→ **Task description**: An exact reproduction of the records is required, with all images left out.

→ **Extracted material**:
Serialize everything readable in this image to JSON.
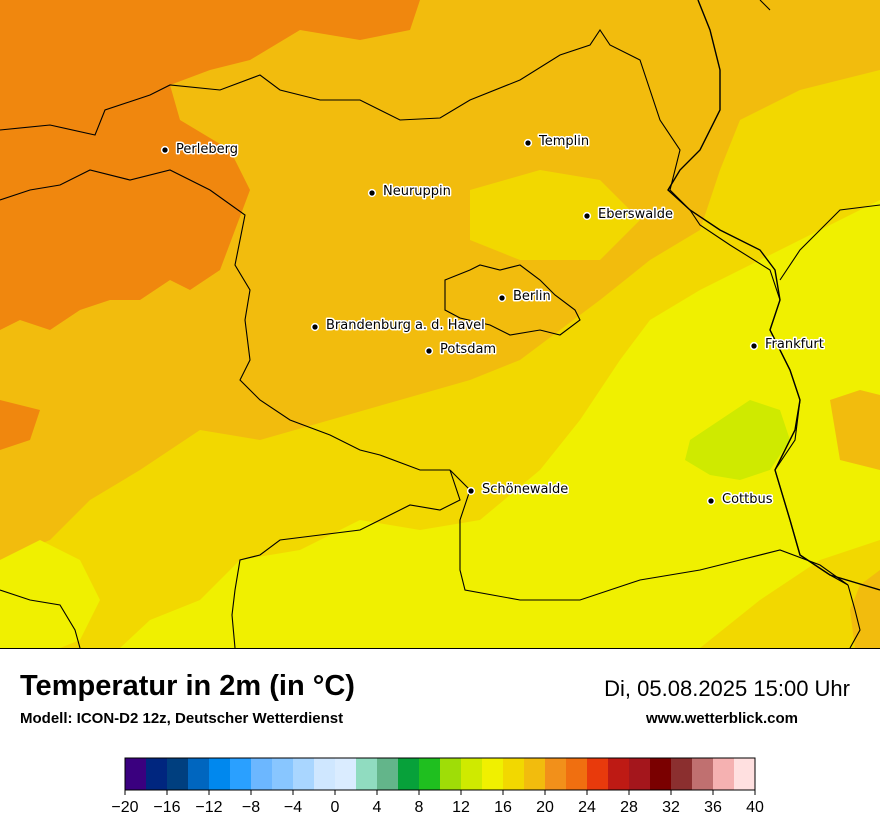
{
  "map": {
    "cities": [
      {
        "name": "Perleberg",
        "key": "perleberg"
      },
      {
        "name": "Templin",
        "key": "templin"
      },
      {
        "name": "Neuruppin",
        "key": "neuruppin"
      },
      {
        "name": "Eberswalde",
        "key": "eberswalde"
      },
      {
        "name": "Berlin",
        "key": "berlin"
      },
      {
        "name": "Brandenburg a. d. Havel",
        "key": "brandenburg"
      },
      {
        "name": "Potsdam",
        "key": "potsdam"
      },
      {
        "name": "Frankfurt",
        "key": "frankfurt"
      },
      {
        "name": "Schönewalde",
        "key": "schoenewalde"
      },
      {
        "name": "Cottbus",
        "key": "cottbus"
      }
    ]
  },
  "info": {
    "title": "Temperatur in 2m (in °C)",
    "model": "Modell: ICON-D2 12z, Deutscher Wetterdienst",
    "datetime": "Di, 05.08.2025 15:00 Uhr",
    "website": "www.wetterblick.com"
  },
  "colorbar": {
    "tick_labels": [
      "−20",
      "−16",
      "−12",
      "−8",
      "−4",
      "0",
      "4",
      "8",
      "12",
      "16",
      "20",
      "24",
      "28",
      "32",
      "36",
      "40"
    ],
    "colors": [
      "#3a007f",
      "#00267f",
      "#003f7f",
      "#0066bf",
      "#0088ee",
      "#2aa0ff",
      "#6cb7ff",
      "#88c6ff",
      "#a9d6ff",
      "#cfe7ff",
      "#daecff",
      "#90dcc0",
      "#63b58a",
      "#07a13a",
      "#1fbf1f",
      "#9fdd07",
      "#cfea00",
      "#f0f000",
      "#f2d800",
      "#f2bc0d",
      "#f2901a",
      "#f06f10",
      "#e83a0c",
      "#be1a14",
      "#a4161c",
      "#7a0000",
      "#8b2f2f",
      "#c07070",
      "#f5b1b1",
      "#ffe0e0"
    ]
  },
  "legend_colors": {
    "orange": "#f0870e",
    "amber": "#f2bc0d",
    "gold": "#f2d800",
    "yellow": "#f0f000",
    "lime": "#cfea00"
  }
}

→ **Full solution**:
Serialize everything readable in this image to JSON.
{
  "map": {
    "cities": [
      {
        "name": "Perleberg",
        "key": "perleberg"
      },
      {
        "name": "Templin",
        "key": "templin"
      },
      {
        "name": "Neuruppin",
        "key": "neuruppin"
      },
      {
        "name": "Eberswalde",
        "key": "eberswalde"
      },
      {
        "name": "Berlin",
        "key": "berlin"
      },
      {
        "name": "Brandenburg a. d. Havel",
        "key": "brandenburg"
      },
      {
        "name": "Potsdam",
        "key": "potsdam"
      },
      {
        "name": "Frankfurt",
        "key": "frankfurt"
      },
      {
        "name": "Schönewalde",
        "key": "schoenewalde"
      },
      {
        "name": "Cottbus",
        "key": "cottbus"
      }
    ]
  },
  "info": {
    "title": "Temperatur in 2m (in °C)",
    "model": "Modell: ICON-D2 12z, Deutscher Wetterdienst",
    "datetime": "Di, 05.08.2025 15:00 Uhr",
    "website": "www.wetterblick.com"
  },
  "colorbar": {
    "tick_labels": [
      "−20",
      "−16",
      "−12",
      "−8",
      "−4",
      "0",
      "4",
      "8",
      "12",
      "16",
      "20",
      "24",
      "28",
      "32",
      "36",
      "40"
    ],
    "colors": [
      "#3a007f",
      "#00267f",
      "#003f7f",
      "#0066bf",
      "#0088ee",
      "#2aa0ff",
      "#6cb7ff",
      "#88c6ff",
      "#a9d6ff",
      "#cfe7ff",
      "#daecff",
      "#90dcc0",
      "#63b58a",
      "#07a13a",
      "#1fbf1f",
      "#9fdd07",
      "#cfea00",
      "#f0f000",
      "#f2d800",
      "#f2bc0d",
      "#f2901a",
      "#f06f10",
      "#e83a0c",
      "#be1a14",
      "#a4161c",
      "#7a0000",
      "#8b2f2f",
      "#c07070",
      "#f5b1b1",
      "#ffe0e0"
    ]
  },
  "legend_colors": {
    "orange": "#f0870e",
    "amber": "#f2bc0d",
    "gold": "#f2d800",
    "yellow": "#f0f000",
    "lime": "#cfea00"
  }
}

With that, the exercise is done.